**Set task**
Draw out every line with the word "time" from the listing below.

**Records supplied**
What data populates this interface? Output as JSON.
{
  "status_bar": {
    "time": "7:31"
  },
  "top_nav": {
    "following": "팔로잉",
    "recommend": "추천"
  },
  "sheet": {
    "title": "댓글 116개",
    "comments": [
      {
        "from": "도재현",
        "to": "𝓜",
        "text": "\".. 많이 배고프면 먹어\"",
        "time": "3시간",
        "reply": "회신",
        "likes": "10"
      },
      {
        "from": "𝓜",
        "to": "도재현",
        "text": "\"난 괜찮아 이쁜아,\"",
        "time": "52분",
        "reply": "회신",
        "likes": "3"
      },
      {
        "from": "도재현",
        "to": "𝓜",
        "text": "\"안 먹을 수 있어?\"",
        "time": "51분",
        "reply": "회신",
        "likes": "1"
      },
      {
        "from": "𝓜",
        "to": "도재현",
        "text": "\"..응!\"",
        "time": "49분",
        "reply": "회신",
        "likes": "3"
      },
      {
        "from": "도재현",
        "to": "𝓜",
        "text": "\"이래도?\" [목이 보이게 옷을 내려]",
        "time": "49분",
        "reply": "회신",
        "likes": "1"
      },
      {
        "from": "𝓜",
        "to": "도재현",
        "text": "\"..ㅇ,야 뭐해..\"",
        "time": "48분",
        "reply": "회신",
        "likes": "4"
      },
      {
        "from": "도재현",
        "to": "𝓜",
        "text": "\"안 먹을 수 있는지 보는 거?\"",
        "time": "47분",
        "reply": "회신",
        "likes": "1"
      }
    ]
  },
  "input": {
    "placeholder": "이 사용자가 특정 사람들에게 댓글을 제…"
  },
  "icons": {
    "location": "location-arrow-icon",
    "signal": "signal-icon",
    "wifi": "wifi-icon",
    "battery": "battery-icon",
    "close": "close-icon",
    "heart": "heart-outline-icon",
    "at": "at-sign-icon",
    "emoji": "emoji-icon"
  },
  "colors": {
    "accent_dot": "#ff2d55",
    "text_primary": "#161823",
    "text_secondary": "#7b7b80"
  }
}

**Written solution**
    "time": "7:31"
        "time": "3시간",
        "time": "52분",
        "time": "51분",
        "time": "49분",
        "time": "49분",
        "time": "48분",
        "time": "47분",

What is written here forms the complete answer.